» Stored rows:
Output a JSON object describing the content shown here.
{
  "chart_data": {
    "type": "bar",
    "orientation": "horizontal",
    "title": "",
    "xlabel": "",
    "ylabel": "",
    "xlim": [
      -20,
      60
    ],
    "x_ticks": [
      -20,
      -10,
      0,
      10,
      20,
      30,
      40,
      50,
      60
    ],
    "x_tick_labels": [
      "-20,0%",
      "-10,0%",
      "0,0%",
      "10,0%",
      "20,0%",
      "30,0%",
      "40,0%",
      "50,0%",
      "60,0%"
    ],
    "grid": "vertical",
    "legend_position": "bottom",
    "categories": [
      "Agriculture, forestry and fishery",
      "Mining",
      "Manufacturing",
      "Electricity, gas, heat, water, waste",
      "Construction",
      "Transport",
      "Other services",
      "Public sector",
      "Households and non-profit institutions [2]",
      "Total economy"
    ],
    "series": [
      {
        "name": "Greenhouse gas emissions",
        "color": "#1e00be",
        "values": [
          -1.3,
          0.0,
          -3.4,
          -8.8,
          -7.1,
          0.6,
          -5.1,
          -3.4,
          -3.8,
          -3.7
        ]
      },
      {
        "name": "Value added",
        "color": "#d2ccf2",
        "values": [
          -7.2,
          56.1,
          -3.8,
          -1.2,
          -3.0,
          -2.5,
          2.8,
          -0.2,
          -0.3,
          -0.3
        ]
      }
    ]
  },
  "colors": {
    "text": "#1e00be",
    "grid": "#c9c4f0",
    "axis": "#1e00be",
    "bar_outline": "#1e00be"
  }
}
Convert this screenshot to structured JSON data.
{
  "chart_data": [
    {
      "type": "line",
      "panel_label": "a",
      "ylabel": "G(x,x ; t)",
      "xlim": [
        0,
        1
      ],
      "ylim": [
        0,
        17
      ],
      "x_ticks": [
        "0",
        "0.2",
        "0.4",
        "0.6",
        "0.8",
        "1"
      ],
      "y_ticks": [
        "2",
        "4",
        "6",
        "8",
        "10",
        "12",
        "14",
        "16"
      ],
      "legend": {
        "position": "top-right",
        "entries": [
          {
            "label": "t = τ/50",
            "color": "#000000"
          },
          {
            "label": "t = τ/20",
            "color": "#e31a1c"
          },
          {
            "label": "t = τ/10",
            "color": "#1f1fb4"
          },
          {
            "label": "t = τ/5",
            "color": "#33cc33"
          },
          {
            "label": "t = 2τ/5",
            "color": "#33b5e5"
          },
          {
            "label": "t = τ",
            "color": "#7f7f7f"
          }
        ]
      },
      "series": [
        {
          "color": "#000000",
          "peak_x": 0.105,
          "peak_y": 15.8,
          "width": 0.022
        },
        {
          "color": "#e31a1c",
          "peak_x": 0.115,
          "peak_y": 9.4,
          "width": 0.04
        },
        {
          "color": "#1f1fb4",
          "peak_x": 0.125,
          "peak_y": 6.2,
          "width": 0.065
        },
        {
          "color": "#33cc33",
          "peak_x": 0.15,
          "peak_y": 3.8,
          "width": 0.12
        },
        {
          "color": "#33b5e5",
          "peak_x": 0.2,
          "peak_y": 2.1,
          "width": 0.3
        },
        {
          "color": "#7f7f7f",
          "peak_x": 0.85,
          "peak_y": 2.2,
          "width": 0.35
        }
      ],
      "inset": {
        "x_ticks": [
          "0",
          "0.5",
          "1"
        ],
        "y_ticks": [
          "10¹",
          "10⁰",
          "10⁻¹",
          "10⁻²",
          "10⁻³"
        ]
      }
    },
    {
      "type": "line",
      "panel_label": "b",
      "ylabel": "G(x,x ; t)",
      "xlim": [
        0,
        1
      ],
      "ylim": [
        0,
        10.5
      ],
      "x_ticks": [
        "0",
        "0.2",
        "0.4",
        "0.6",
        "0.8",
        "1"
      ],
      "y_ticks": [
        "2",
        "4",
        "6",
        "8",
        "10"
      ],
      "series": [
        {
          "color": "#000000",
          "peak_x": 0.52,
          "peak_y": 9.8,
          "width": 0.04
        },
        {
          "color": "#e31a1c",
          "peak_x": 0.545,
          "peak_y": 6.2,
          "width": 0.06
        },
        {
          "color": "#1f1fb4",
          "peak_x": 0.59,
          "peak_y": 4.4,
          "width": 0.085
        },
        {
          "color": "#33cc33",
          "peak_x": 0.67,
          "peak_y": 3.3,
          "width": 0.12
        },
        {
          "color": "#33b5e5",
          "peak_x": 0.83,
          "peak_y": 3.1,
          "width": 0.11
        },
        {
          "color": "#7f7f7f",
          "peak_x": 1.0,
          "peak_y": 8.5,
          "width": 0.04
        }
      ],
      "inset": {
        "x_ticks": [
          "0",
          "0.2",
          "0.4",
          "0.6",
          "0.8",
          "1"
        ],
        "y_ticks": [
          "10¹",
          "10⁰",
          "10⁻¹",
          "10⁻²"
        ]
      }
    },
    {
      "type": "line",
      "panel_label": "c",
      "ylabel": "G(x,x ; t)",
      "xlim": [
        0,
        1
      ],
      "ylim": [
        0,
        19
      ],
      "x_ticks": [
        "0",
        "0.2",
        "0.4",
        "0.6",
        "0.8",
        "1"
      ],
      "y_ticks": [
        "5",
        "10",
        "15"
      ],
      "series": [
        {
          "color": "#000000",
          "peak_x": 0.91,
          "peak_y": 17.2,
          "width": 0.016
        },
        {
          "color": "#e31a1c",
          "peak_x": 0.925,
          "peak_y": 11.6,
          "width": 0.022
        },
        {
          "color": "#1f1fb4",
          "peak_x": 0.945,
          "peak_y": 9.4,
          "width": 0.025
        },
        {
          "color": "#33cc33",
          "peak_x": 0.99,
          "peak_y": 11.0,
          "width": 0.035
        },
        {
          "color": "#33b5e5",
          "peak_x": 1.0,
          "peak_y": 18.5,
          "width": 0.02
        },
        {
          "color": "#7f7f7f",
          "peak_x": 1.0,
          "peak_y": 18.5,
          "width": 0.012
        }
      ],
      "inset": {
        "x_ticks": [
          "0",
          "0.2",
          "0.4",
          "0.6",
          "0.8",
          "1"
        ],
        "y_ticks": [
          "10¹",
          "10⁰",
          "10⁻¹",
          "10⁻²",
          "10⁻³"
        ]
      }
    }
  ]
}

» Problem requirements:
Count every line in the preceding entries where the string "JSON" appears, then state only the total.

» Solved exercise:
2